*Task details*
Copy each line containing the word "прочих" from the records that follow, please.
* START *
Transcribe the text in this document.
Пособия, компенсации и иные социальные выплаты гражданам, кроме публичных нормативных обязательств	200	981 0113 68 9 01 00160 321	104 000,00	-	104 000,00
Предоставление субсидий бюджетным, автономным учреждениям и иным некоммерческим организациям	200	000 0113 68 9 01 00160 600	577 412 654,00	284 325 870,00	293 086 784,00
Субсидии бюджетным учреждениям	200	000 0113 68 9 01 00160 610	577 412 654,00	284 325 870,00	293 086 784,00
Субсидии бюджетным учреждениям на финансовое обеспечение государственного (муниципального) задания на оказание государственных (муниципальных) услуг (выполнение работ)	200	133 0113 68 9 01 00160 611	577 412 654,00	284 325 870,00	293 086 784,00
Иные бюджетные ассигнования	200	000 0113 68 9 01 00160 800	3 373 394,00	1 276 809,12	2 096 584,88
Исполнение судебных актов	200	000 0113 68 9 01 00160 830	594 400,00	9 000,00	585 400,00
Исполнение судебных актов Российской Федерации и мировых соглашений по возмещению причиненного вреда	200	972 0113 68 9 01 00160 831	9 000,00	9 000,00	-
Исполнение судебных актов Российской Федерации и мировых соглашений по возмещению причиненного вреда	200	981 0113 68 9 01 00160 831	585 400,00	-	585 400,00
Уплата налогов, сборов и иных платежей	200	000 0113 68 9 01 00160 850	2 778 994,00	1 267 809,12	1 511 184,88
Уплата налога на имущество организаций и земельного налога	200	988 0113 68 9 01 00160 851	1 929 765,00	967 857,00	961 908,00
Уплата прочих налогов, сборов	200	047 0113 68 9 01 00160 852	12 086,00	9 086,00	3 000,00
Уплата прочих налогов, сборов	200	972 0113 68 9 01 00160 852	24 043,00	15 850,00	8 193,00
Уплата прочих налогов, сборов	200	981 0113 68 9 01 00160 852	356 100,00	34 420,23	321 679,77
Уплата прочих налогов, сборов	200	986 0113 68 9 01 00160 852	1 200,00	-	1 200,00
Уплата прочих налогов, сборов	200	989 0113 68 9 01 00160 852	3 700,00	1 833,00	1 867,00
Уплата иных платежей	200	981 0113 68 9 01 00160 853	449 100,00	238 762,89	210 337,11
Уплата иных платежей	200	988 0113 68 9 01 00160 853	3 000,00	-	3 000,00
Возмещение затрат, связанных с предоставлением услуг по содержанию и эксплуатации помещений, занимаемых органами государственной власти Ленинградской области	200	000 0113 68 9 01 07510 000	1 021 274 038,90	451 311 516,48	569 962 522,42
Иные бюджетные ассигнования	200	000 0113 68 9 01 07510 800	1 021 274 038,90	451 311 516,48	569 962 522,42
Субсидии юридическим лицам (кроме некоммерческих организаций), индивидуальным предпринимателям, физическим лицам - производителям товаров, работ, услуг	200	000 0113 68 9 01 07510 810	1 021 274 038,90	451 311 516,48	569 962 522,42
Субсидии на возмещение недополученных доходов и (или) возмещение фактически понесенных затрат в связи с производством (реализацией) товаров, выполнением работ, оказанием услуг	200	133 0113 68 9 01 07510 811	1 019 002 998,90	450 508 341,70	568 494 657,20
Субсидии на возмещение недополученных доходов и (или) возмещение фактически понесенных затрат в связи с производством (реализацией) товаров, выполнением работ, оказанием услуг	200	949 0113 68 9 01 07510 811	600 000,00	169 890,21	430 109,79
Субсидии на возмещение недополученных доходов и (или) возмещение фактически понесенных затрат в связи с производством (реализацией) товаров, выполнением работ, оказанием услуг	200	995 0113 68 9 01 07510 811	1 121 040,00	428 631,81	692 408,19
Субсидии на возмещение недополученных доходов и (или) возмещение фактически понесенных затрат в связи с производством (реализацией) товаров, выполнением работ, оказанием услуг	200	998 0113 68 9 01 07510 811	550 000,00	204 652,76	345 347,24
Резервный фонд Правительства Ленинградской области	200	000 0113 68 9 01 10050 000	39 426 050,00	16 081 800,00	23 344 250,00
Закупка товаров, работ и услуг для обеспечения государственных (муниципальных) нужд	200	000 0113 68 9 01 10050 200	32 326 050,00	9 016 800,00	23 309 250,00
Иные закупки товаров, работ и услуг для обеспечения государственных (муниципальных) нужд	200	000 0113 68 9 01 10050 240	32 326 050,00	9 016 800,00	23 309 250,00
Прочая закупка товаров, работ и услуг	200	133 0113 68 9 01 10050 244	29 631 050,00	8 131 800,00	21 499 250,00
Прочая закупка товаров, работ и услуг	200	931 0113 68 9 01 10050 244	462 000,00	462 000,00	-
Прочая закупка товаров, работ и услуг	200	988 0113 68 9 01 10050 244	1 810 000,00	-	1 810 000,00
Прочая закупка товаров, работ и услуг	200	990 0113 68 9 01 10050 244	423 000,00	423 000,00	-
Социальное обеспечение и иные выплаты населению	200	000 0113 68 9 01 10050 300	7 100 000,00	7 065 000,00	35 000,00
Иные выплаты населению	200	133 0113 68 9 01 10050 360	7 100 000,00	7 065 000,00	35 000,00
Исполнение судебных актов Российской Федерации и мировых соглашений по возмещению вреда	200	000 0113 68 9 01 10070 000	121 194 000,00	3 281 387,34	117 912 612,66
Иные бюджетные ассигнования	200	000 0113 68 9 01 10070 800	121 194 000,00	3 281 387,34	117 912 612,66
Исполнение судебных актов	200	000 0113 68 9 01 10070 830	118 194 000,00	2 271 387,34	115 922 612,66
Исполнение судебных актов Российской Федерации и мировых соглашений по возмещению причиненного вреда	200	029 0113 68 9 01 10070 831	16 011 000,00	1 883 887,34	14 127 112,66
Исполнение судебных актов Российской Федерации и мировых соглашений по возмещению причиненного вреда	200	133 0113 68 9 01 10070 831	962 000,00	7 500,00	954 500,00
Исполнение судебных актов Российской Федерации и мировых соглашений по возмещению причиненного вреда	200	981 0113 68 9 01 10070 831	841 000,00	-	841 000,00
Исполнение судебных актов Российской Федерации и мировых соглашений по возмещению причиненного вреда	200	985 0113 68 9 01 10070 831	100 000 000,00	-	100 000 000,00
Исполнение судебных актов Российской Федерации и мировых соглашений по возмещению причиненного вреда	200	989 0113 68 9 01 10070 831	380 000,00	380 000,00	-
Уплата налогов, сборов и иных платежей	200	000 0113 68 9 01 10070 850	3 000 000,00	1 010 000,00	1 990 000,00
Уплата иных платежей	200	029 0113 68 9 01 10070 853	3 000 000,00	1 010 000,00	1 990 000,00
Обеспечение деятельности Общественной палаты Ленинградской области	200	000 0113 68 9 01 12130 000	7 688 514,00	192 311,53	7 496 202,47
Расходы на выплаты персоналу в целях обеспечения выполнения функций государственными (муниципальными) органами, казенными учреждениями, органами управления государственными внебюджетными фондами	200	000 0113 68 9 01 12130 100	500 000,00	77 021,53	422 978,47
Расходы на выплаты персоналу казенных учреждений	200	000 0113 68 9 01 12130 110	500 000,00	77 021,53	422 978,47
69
* END *
*Exercise output*
Уплата прочих налогов, сборов	200	047 0113 68 9 01 00160 852	12 086,00	9 086,00	3 000,00
Уплата прочих налогов, сборов	200	972 0113 68 9 01 00160 852	24 043,00	15 850,00	8 193,00
Уплата прочих налогов, сборов	200	981 0113 68 9 01 00160 852	356 100,00	34 420,23	321 679,77
Уплата прочих налогов, сборов	200	986 0113 68 9 01 00160 852	1 200,00	-	1 200,00
Уплата прочих налогов, сборов	200	989 0113 68 9 01 00160 852	3 700,00	1 833,00	1 867,00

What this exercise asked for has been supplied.